Required task:
Which lines contain the string "source"? Please list every one of them.
** start of Input rows **
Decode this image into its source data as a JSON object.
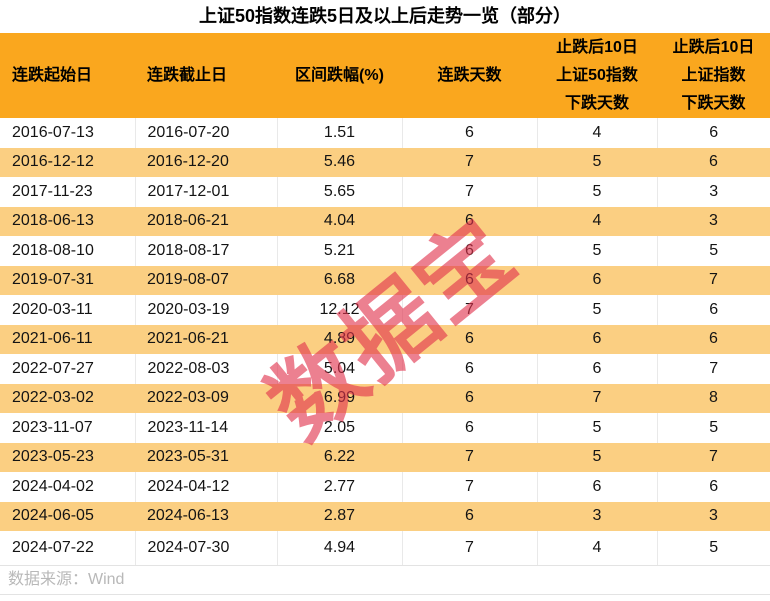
{
  "title": "上证50指数连跌5日及以上后走势一览（部分）",
  "watermark_text": "数据宝",
  "footer": {
    "source": "数据来源：Wind"
  },
  "header_labels": {
    "col1": "连跌起始日",
    "col2": "连跌截止日",
    "col3": "区间跌幅(%)",
    "col4": "连跌天数",
    "col5": "止跌后10日\n上证50指数\n下跌天数",
    "col6": "止跌后10日\n上证指数\n下跌天数"
  },
  "colors": {
    "header_bg": "#FAA71E",
    "alt_row_bg": "#FBCF82",
    "watermark": "#E2334D",
    "footer_text": "#B8B8B8"
  },
  "chart_data": {
    "type": "table",
    "title": "上证50指数连跌5日及以上后走势一览（部分）",
    "columns": [
      "连跌起始日",
      "连跌截止日",
      "区间跌幅(%)",
      "连跌天数",
      "止跌后10日上证50指数下跌天数",
      "止跌后10日上证指数下跌天数"
    ],
    "rows": [
      [
        "2016-07-13",
        "2016-07-20",
        "1.51",
        "6",
        "4",
        "6"
      ],
      [
        "2016-12-12",
        "2016-12-20",
        "5.46",
        "7",
        "5",
        "6"
      ],
      [
        "2017-11-23",
        "2017-12-01",
        "5.65",
        "7",
        "5",
        "3"
      ],
      [
        "2018-06-13",
        "2018-06-21",
        "4.04",
        "6",
        "4",
        "3"
      ],
      [
        "2018-08-10",
        "2018-08-17",
        "5.21",
        "6",
        "5",
        "5"
      ],
      [
        "2019-07-31",
        "2019-08-07",
        "6.68",
        "6",
        "6",
        "7"
      ],
      [
        "2020-03-11",
        "2020-03-19",
        "12.12",
        "7",
        "5",
        "6"
      ],
      [
        "2021-06-11",
        "2021-06-21",
        "4.89",
        "6",
        "6",
        "6"
      ],
      [
        "2022-07-27",
        "2022-08-03",
        "5.04",
        "6",
        "6",
        "7"
      ],
      [
        "2022-03-02",
        "2022-03-09",
        "6.99",
        "6",
        "7",
        "8"
      ],
      [
        "2023-11-07",
        "2023-11-14",
        "2.05",
        "6",
        "5",
        "5"
      ],
      [
        "2023-05-23",
        "2023-05-31",
        "6.22",
        "7",
        "5",
        "7"
      ],
      [
        "2024-04-02",
        "2024-04-12",
        "2.77",
        "7",
        "6",
        "6"
      ],
      [
        "2024-06-05",
        "2024-06-13",
        "2.87",
        "6",
        "3",
        "3"
      ],
      [
        "2024-07-22",
        "2024-07-30",
        "4.94",
        "7",
        "4",
        "5"
      ]
    ]
  }
}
** end of Input rows **
Written solution:
Decode this image into its source data as a JSON object.
    "source": "数据来源：Wind"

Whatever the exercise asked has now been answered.